Stored dataset items

━━━━━━━━━━━━━━━━

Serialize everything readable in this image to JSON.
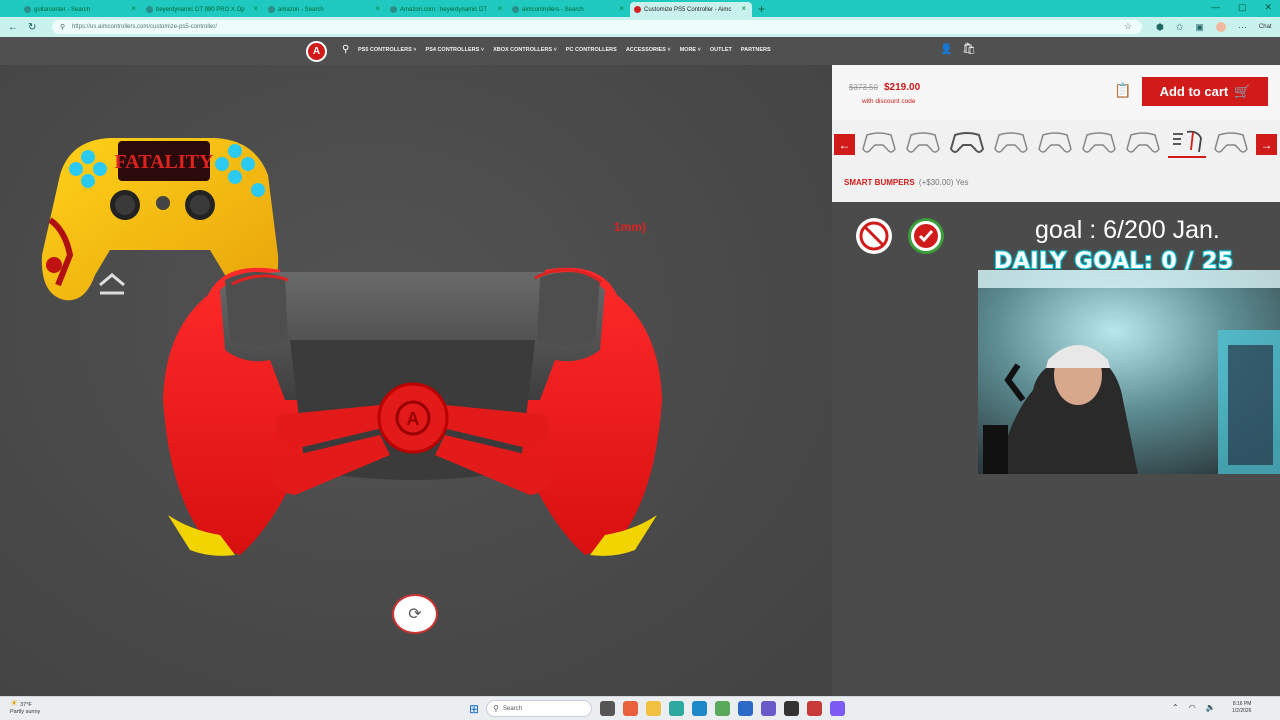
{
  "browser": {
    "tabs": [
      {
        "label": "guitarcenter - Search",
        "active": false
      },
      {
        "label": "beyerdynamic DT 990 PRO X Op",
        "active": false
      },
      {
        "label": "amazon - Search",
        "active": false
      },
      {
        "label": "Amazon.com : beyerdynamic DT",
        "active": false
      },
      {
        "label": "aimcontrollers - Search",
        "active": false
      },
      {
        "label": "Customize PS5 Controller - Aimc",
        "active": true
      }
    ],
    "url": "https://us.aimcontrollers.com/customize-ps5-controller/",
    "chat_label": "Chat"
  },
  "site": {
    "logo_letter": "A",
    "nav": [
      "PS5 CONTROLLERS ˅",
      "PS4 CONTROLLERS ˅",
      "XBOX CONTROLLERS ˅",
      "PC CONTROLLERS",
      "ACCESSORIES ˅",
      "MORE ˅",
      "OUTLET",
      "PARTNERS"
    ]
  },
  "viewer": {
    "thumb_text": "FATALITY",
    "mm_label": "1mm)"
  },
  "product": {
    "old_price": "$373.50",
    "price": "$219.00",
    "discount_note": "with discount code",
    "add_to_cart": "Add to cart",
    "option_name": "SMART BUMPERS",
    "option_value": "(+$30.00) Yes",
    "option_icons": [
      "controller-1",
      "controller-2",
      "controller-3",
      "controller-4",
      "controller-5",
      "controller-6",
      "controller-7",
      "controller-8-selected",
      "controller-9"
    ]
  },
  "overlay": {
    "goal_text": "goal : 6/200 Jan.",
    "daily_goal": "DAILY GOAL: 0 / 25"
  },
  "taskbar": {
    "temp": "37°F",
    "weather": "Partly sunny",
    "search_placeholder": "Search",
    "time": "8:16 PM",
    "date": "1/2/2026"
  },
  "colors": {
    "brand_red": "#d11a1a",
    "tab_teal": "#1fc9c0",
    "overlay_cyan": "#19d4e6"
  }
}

━━━━━━━━━━━━━━━━

» What is expected
Pictures in the records above are left out; print everything else exactly as written.

» Worked solution
Serialize everything readable in this image to JSON.
{
  "browser": {
    "tabs": [
      {
        "label": "guitarcenter - Search",
        "active": false
      },
      {
        "label": "beyerdynamic DT 990 PRO X Op",
        "active": false
      },
      {
        "label": "amazon - Search",
        "active": false
      },
      {
        "label": "Amazon.com : beyerdynamic DT",
        "active": false
      },
      {
        "label": "aimcontrollers - Search",
        "active": false
      },
      {
        "label": "Customize PS5 Controller - Aimc",
        "active": true
      }
    ],
    "url": "https://us.aimcontrollers.com/customize-ps5-controller/",
    "chat_label": "Chat"
  },
  "site": {
    "logo_letter": "A",
    "nav": [
      "PS5 CONTROLLERS ˅",
      "PS4 CONTROLLERS ˅",
      "XBOX CONTROLLERS ˅",
      "PC CONTROLLERS",
      "ACCESSORIES ˅",
      "MORE ˅",
      "OUTLET",
      "PARTNERS"
    ]
  },
  "viewer": {
    "thumb_text": "FATALITY",
    "mm_label": "1mm)"
  },
  "product": {
    "old_price": "$373.50",
    "price": "$219.00",
    "discount_note": "with discount code",
    "add_to_cart": "Add to cart",
    "option_name": "SMART BUMPERS",
    "option_value": "(+$30.00) Yes",
    "option_icons": [
      "controller-1",
      "controller-2",
      "controller-3",
      "controller-4",
      "controller-5",
      "controller-6",
      "controller-7",
      "controller-8-selected",
      "controller-9"
    ]
  },
  "overlay": {
    "goal_text": "goal : 6/200 Jan.",
    "daily_goal": "DAILY GOAL: 0 / 25"
  },
  "taskbar": {
    "temp": "37°F",
    "weather": "Partly sunny",
    "search_placeholder": "Search",
    "time": "8:16 PM",
    "date": "1/2/2026"
  },
  "colors": {
    "brand_red": "#d11a1a",
    "tab_teal": "#1fc9c0",
    "overlay_cyan": "#19d4e6"
  }
}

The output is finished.